begin
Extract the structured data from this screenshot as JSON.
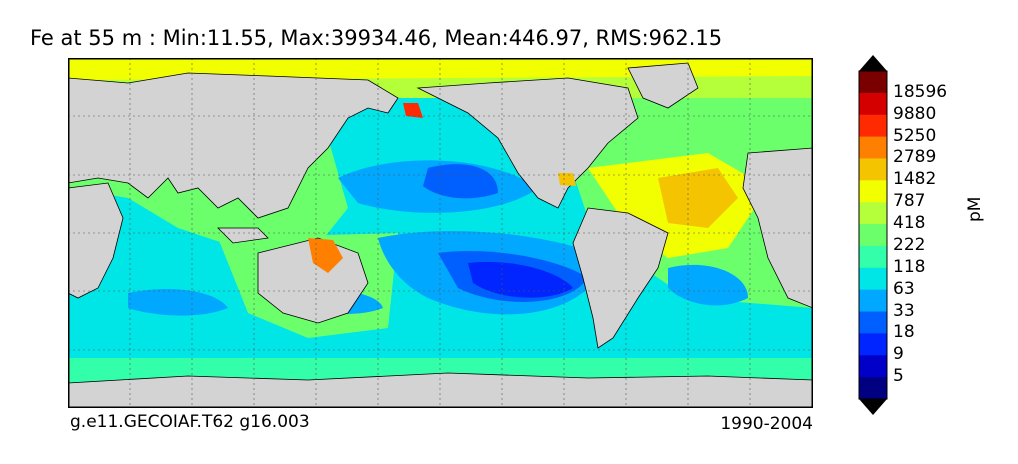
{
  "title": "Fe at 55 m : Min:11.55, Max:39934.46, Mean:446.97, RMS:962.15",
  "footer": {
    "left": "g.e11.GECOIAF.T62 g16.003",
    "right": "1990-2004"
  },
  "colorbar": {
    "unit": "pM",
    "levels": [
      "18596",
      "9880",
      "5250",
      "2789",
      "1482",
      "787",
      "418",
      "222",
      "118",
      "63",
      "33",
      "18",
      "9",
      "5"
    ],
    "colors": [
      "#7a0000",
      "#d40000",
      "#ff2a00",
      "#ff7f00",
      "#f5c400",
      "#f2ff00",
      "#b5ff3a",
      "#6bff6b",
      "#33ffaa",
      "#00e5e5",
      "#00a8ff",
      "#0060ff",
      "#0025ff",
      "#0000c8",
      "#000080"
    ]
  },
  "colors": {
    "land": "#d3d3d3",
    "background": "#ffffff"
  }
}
end
Give every line above again exactly, with no pictures.

Extract the structured data from this screenshot as JSON.
{
  "title": "Fe at 55 m : Min:11.55, Max:39934.46, Mean:446.97, RMS:962.15",
  "footer": {
    "left": "g.e11.GECOIAF.T62 g16.003",
    "right": "1990-2004"
  },
  "colorbar": {
    "unit": "pM",
    "levels": [
      "18596",
      "9880",
      "5250",
      "2789",
      "1482",
      "787",
      "418",
      "222",
      "118",
      "63",
      "33",
      "18",
      "9",
      "5"
    ],
    "colors": [
      "#7a0000",
      "#d40000",
      "#ff2a00",
      "#ff7f00",
      "#f5c400",
      "#f2ff00",
      "#b5ff3a",
      "#6bff6b",
      "#33ffaa",
      "#00e5e5",
      "#00a8ff",
      "#0060ff",
      "#0025ff",
      "#0000c8",
      "#000080"
    ]
  },
  "colors": {
    "land": "#d3d3d3",
    "background": "#ffffff"
  }
}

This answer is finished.